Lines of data
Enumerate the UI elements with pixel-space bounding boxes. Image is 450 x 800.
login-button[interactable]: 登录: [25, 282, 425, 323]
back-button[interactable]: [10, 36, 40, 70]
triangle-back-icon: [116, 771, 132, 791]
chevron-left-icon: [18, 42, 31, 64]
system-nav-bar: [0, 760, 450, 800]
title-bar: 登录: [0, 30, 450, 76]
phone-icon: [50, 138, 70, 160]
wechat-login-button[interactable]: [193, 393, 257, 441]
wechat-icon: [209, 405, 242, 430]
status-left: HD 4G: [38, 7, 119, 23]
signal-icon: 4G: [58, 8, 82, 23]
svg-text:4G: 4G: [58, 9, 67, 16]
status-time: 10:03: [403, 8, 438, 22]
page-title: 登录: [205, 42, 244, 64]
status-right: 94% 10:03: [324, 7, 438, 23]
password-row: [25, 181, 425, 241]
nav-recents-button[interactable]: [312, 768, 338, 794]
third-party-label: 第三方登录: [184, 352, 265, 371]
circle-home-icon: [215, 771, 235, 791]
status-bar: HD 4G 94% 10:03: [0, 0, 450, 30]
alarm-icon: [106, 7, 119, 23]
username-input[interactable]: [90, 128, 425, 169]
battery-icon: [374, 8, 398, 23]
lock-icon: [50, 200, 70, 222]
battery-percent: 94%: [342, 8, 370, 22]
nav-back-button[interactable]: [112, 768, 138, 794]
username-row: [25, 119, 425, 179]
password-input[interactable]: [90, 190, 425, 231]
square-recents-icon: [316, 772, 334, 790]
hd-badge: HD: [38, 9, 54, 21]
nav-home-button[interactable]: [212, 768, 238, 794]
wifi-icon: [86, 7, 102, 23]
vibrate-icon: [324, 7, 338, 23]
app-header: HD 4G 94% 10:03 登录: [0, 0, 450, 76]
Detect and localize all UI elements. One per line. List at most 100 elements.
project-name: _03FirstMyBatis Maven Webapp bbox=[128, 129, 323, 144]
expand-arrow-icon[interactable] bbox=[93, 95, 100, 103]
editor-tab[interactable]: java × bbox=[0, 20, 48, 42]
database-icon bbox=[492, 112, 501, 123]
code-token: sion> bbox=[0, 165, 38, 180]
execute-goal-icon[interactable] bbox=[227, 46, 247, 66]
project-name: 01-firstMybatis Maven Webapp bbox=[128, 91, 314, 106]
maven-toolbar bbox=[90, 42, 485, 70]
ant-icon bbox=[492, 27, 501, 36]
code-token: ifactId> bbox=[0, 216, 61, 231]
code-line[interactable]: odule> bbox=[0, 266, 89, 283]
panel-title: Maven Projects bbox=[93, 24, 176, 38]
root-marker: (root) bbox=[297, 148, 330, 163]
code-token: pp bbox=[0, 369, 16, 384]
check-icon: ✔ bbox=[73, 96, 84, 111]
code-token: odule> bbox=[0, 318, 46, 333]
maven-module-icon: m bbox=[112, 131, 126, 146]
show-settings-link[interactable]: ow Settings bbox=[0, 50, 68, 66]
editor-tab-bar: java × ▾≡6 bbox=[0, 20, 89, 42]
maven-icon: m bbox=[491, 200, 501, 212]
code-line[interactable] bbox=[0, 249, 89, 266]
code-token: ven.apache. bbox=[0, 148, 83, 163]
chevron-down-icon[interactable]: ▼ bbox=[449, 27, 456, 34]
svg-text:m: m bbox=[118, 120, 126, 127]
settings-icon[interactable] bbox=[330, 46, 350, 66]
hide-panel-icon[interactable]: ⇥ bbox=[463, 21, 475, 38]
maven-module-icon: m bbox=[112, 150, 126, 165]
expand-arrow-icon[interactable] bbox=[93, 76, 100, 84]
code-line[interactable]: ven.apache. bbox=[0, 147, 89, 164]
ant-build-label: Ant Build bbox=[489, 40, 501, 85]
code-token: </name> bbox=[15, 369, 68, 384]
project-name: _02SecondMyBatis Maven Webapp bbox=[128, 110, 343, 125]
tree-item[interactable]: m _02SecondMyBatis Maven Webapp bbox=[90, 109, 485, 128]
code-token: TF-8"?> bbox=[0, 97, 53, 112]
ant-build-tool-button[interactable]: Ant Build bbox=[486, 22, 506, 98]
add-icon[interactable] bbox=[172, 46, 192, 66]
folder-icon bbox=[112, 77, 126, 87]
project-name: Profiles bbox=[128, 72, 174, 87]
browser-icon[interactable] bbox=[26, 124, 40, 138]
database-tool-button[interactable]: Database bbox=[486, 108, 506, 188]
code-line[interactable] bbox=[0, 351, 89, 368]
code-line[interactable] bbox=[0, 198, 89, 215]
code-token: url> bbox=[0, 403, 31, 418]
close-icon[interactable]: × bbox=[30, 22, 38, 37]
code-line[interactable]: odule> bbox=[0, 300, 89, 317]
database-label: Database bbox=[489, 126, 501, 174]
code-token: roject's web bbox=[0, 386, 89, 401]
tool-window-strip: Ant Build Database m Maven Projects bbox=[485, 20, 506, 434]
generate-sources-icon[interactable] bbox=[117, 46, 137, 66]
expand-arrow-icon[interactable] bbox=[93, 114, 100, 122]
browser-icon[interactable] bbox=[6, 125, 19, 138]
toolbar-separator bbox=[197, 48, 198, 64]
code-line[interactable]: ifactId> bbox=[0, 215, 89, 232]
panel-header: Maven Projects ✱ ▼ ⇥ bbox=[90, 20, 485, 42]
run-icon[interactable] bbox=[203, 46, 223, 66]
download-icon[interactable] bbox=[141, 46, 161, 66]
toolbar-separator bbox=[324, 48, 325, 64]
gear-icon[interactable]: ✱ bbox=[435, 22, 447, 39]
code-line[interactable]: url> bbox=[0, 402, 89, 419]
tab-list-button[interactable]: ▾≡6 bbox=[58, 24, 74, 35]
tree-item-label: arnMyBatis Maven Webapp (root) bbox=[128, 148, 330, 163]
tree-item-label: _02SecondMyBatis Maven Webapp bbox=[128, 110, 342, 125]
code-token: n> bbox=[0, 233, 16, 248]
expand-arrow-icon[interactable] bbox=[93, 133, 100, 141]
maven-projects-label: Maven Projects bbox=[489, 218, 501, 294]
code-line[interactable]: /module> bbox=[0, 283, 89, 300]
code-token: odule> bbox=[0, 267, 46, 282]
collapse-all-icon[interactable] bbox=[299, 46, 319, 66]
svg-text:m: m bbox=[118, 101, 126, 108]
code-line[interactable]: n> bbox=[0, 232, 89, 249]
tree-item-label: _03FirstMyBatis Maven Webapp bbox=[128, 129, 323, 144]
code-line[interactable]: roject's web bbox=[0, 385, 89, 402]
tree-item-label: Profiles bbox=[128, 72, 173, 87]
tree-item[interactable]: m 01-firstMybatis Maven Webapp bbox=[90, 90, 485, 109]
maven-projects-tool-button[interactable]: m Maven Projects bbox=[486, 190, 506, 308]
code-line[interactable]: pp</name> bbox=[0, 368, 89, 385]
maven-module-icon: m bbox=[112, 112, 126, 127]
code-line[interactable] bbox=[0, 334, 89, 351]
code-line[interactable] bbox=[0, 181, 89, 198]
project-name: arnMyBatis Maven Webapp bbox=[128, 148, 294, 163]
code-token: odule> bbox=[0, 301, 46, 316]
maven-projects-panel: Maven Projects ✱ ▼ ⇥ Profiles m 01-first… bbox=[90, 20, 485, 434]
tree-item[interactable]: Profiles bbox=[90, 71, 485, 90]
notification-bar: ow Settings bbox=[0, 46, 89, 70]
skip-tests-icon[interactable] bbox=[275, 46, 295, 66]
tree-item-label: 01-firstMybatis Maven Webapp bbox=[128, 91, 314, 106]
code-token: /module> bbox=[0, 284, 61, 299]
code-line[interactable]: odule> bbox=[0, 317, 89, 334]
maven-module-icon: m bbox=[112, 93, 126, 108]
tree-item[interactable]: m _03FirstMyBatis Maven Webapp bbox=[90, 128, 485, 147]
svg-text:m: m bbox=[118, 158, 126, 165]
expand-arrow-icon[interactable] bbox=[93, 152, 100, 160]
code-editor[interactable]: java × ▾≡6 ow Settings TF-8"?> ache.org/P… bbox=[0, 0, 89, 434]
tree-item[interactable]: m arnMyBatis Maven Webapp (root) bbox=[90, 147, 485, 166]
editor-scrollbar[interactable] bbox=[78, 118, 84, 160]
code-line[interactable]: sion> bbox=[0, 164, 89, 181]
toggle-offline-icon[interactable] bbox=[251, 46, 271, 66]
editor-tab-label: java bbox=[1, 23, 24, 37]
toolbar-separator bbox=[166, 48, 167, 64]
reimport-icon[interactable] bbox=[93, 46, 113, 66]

**Task goal**
Copy out the lines from the start of the data through the line containing "execute-goal-icon[interactable] bbox=[227, 46, 247, 66]", both ends included, reproducing each one exactly.

**Result**
Enumerate the UI elements with pixel-space bounding boxes. Image is 450 x 800.
login-button[interactable]: 登录: [25, 282, 425, 323]
back-button[interactable]: [10, 36, 40, 70]
triangle-back-icon: [116, 771, 132, 791]
chevron-left-icon: [18, 42, 31, 64]
system-nav-bar: [0, 760, 450, 800]
title-bar: 登录: [0, 30, 450, 76]
phone-icon: [50, 138, 70, 160]
wechat-login-button[interactable]: [193, 393, 257, 441]
wechat-icon: [209, 405, 242, 430]
status-left: HD 4G: [38, 7, 119, 23]
signal-icon: 4G: [58, 8, 82, 23]
svg-text:4G: 4G: [58, 9, 67, 16]
status-time: 10:03: [403, 8, 438, 22]
page-title: 登录: [205, 42, 244, 64]
status-right: 94% 10:03: [324, 7, 438, 23]
password-row: [25, 181, 425, 241]
nav-recents-button[interactable]: [312, 768, 338, 794]
third-party-label: 第三方登录: [184, 352, 265, 371]
circle-home-icon: [215, 771, 235, 791]
status-bar: HD 4G 94% 10:03: [0, 0, 450, 30]
alarm-icon: [106, 7, 119, 23]
username-input[interactable]: [90, 128, 425, 169]
battery-icon: [374, 8, 398, 23]
lock-icon: [50, 200, 70, 222]
battery-percent: 94%: [342, 8, 370, 22]
nav-back-button[interactable]: [112, 768, 138, 794]
username-row: [25, 119, 425, 179]
password-input[interactable]: [90, 190, 425, 231]
square-recents-icon: [316, 772, 334, 790]
hd-badge: HD: [38, 9, 54, 21]
nav-home-button[interactable]: [212, 768, 238, 794]
wifi-icon: [86, 7, 102, 23]
vibrate-icon: [324, 7, 338, 23]
app-header: HD 4G 94% 10:03 登录: [0, 0, 450, 76]
Detect and localize all UI elements. One per line. List at most 100 elements.
project-name: _03FirstMyBatis Maven Webapp bbox=[128, 129, 323, 144]
expand-arrow-icon[interactable] bbox=[93, 95, 100, 103]
editor-tab[interactable]: java × bbox=[0, 20, 48, 42]
database-icon bbox=[492, 112, 501, 123]
code-token: sion> bbox=[0, 165, 38, 180]
execute-goal-icon[interactable] bbox=[227, 46, 247, 66]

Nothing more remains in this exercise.